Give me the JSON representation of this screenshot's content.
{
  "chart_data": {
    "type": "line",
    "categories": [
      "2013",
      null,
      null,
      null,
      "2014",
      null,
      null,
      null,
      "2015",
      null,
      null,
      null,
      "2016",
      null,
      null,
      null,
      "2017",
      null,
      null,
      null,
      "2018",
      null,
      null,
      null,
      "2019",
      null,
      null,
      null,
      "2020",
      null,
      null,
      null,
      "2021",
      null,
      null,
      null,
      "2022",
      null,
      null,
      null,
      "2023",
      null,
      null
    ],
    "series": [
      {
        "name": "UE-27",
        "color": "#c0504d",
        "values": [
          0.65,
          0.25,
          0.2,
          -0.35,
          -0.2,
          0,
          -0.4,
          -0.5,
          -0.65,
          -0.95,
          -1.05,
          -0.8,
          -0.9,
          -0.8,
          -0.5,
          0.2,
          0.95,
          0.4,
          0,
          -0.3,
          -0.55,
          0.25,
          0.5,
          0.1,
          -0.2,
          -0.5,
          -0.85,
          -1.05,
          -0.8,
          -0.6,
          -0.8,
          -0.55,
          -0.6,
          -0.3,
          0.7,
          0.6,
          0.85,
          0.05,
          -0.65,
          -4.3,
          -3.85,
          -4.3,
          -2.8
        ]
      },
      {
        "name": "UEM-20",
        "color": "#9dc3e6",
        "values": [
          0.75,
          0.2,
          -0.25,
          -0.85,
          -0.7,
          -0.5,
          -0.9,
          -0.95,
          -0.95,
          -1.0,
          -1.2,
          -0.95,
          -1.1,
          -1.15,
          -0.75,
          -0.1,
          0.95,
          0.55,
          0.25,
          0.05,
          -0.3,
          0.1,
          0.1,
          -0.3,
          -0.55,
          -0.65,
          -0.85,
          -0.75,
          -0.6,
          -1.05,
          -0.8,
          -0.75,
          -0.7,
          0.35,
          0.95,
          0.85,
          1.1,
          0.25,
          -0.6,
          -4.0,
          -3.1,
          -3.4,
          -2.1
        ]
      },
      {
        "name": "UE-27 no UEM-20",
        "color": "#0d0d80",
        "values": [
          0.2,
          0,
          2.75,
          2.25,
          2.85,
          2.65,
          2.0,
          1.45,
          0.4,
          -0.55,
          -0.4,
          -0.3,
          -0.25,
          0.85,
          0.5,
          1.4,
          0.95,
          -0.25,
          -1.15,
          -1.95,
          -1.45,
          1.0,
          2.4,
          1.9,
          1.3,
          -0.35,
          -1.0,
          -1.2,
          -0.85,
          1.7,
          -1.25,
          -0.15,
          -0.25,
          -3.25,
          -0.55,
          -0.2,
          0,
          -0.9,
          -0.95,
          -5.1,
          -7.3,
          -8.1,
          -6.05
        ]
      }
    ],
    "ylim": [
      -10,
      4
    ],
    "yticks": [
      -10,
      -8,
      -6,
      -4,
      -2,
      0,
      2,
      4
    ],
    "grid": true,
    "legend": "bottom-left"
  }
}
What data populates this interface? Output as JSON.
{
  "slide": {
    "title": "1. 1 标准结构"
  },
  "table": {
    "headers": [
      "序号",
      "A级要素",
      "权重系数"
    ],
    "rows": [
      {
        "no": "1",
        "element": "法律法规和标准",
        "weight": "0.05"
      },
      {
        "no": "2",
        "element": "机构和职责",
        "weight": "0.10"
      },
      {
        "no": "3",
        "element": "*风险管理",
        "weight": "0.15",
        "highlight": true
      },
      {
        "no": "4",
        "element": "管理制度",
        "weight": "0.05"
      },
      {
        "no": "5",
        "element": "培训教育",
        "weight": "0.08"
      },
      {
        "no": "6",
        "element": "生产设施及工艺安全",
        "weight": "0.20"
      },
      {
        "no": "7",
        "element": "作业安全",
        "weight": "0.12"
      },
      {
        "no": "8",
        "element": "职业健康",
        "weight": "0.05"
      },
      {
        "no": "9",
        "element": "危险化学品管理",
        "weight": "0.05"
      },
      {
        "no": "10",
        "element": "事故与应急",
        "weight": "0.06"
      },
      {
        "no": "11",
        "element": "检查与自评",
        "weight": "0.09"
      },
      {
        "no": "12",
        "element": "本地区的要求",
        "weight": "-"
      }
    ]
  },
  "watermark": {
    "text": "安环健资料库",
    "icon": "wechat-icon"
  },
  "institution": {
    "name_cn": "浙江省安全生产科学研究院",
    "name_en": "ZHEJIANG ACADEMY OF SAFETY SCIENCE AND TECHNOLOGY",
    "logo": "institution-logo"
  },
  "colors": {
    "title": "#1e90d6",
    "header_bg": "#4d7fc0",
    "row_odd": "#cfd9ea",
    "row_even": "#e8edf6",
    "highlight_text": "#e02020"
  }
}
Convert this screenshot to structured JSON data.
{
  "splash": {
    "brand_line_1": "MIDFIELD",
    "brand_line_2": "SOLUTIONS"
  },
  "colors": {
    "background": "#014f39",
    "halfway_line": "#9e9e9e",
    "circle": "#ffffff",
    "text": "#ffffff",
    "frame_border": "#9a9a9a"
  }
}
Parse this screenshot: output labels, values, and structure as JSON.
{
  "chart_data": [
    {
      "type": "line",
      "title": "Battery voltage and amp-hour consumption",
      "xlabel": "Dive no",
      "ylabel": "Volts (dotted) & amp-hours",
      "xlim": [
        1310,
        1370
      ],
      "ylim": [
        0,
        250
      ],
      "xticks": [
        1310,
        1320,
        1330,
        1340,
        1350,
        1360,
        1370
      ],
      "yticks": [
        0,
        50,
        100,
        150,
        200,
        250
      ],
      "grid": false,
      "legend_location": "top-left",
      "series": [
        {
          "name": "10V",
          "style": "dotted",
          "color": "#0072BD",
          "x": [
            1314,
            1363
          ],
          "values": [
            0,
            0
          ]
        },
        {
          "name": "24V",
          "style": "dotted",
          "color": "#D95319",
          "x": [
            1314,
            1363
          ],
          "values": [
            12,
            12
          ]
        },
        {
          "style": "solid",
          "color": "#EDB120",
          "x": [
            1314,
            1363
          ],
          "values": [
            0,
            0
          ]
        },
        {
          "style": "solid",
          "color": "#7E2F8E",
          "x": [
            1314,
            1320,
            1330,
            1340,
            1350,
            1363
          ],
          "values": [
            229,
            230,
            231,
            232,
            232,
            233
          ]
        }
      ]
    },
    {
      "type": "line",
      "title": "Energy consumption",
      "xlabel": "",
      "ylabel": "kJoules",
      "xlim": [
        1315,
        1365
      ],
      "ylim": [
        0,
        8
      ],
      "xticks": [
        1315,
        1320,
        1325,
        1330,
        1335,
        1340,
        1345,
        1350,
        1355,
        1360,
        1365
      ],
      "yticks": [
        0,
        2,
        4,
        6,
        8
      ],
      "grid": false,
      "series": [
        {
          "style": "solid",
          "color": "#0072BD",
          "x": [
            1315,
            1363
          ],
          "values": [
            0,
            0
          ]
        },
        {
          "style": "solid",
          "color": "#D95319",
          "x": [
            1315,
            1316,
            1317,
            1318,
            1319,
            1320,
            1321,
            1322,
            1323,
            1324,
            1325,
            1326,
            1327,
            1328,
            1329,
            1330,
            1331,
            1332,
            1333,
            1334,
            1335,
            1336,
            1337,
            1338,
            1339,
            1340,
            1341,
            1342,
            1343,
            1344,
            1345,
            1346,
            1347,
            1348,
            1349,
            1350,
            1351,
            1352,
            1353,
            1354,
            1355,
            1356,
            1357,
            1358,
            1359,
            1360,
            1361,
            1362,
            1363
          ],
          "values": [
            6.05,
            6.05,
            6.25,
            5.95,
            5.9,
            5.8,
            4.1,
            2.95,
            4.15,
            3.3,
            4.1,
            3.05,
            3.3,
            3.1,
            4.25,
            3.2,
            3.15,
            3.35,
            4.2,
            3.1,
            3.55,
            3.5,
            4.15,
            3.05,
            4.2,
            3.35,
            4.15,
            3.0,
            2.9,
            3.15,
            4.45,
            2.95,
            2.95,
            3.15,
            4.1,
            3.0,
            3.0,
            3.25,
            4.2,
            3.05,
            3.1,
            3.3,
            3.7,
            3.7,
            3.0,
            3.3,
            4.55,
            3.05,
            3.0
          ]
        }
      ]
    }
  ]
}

## Objective
Determine how many lines above contain "element" as a word or string. Give the number alone.

## Answer to this task
12